__WHAT YOU WILL DO__. Return all lines in the material below that contain "году".

Dataset records:
BEGIN

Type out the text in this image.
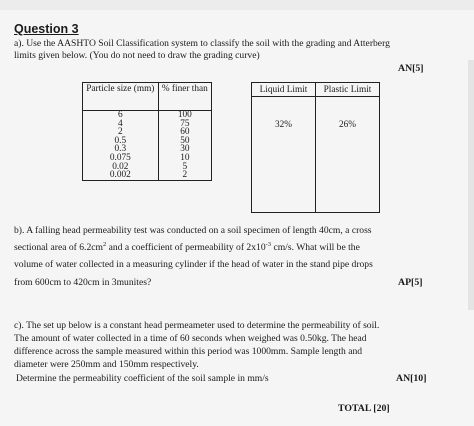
Question 3
a). Use the AASHTO Soil Classification system to classify the soil with the grading and Atterberg
limits given below. (You do not need to draw the grading curve)
AN[5]
Particle size (mm)	% finer than
6	100
4	75
2	60
0.5	50
0.3	30
0.075	10
0.02	5
0.002	2
Liquid Limit	Plastic Limit
32%	26%
b). A falling head permeability test was conducted on a soil specimen of length 40cm, a cross
sectional area of $6.2cm^2$ and a coefficient of permeability of $2x10^{-3}$ cm/s. What will be the
volume of water collected in a measuring cylinder if the head of water in the stand pipe drops
from 600cm to 420cm in 3munites?	AP[5]
c). The set up below is a constant head permeameter used to determine the permeability of soil.
The amount of water collected in a time of 60 seconds when weighed was 0.50kg. The head
difference across the sample measured within this period was 1000mm. Sample length and
diameter were 250mm and 150mm respectively.
Determine the permeability coefficient of the soil sample in mm/s	AN[10]
TOTAL [20]
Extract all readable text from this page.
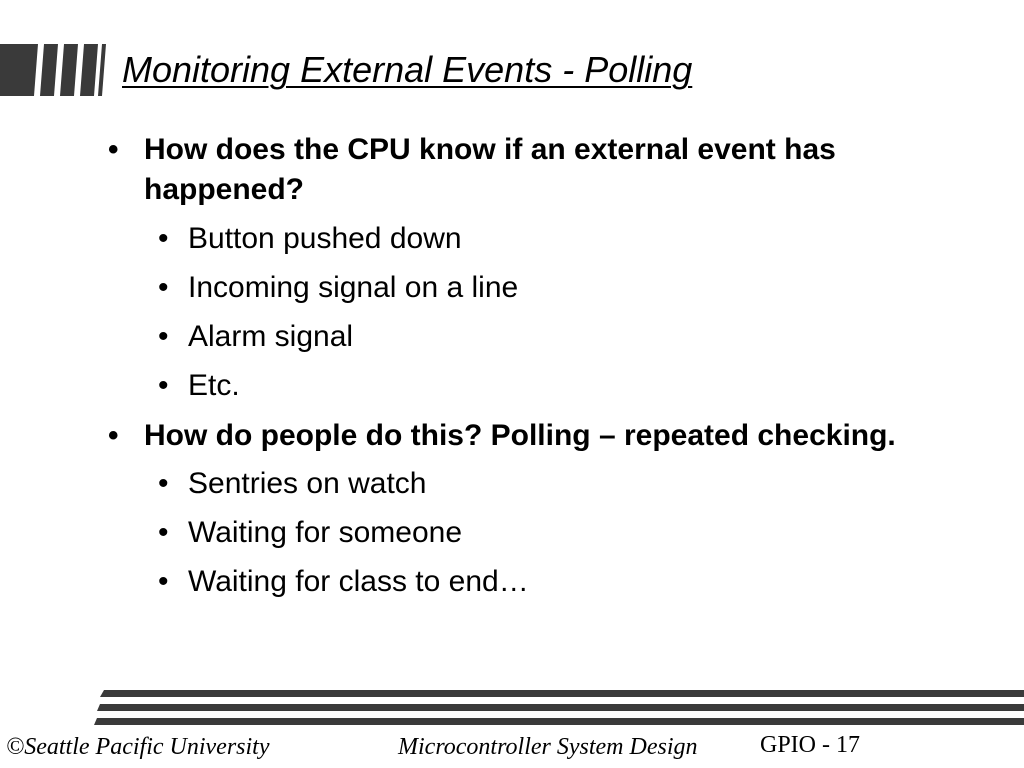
Monitoring External Events - Polling
• How does the CPU know if an external event has happened?
• Button pushed down
• Incoming signal on a line
• Alarm signal
• Etc.
• How do people do this? Polling – repeated checking.
• Sentries on watch
• Waiting for someone
• Waiting for class to end…
©Seattle Pacific University	Microcontroller System Design	GPIO - 17
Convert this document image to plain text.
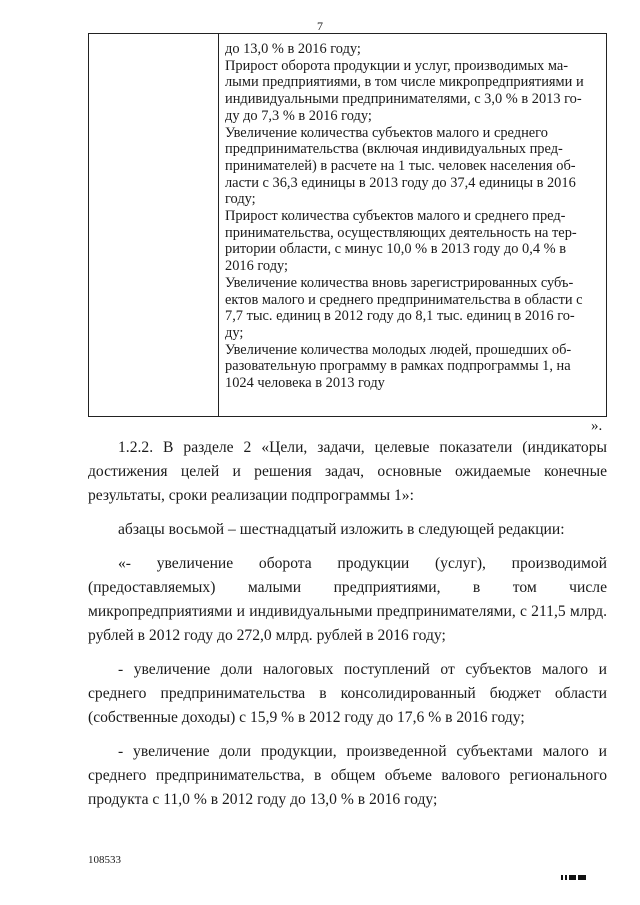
7

до 13,0 % в 2016 году;

Прирост оборота продукции и услуг, производимых ма-

лыми предприятиями, в том числе микропредприятиями и

индивидуальными предпринимателями, с 3,0 % в 2013 го-

ду до 7,3 % в 2016 году;

Увеличение количества субъектов малого и среднего

предпринимательства (включая индивидуальных пред-

принимателей) в расчете на 1 тыс. человек населения об-

ласти с 36,3 единицы в 2013 году до 37,4 единицы в 2016

году;

Прирост количества субъектов малого и среднего пред-

принимательства, осуществляющих деятельность на тер-

ритории области, с минус 10,0 % в 2013 году до 0,4 % в

2016 году;

Увеличение количества вновь зарегистрированных субъ-

ектов малого и среднего предпринимательства в области с

7,7 тыс. единиц в 2012 году до 8,1 тыс. единиц в 2016 го-

ду;

Увеличение количества молодых людей, прошедших об-

разовательную программу в рамках подпрограммы 1, на

1024 человека в 2013 году

».

1.2.2. В разделе 2 «Цели, задачи, целевые показатели (индикаторы достижения целей и решения задач, основные ожидаемые конечные результаты, сроки реализации подпрограммы 1»:

абзацы восьмой – шестнадцатый изложить в следующей редакции:

«- увеличение оборота продукции (услуг), производимой (предоставляемых) малыми предприятиями, в том числе микропредприятиями и индивидуальными предпринимателями, с 211,5 млрд. рублей в 2012 году до 272,0 млрд. рублей в 2016 году;

- увеличение доли налоговых поступлений от субъектов малого и среднего предпринимательства в консолидированный бюджет области (собственные доходы) с 15,9 % в 2012 году до 17,6 % в 2016 году;

- увеличение доли продукции, произведенной субъектами малого и среднего предпринимательства, в общем объеме валового регионального продукта с 11,0 % в 2012 году до 13,0 % в 2016 году;

108533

END

__REPLY__.
до 13,0 % в 2016 году;
ду до 7,3 % в 2016 году;
ласти с 36,3 единицы в 2013 году до 37,4 единицы в 2016
году;
ритории области, с минус 10,0 % в 2013 году до 0,4 % в
2016 году;
7,7 тыс. единиц в 2012 году до 8,1 тыс. единиц в 2016 го-
1024 человека в 2013 году
«- увеличение оборота продукции (услуг), производимой (предоставляемых) малыми предприятиями, в том числе микропредприятиями и индивидуальными предпринимателями, с 211,5 млрд. рублей в 2012 году до 272,0 млрд. рублей в 2016 году;
- увеличение доли налоговых поступлений от субъектов малого и среднего предпринимательства в консолидированный бюджет области (собственные доходы) с 15,9 % в 2012 году до 17,6 % в 2016 году;
- увеличение доли продукции, произведенной субъектами малого и среднего предпринимательства, в общем объеме валового регионального продукта с 11,0 % в 2012 году до 13,0 % в 2016 году;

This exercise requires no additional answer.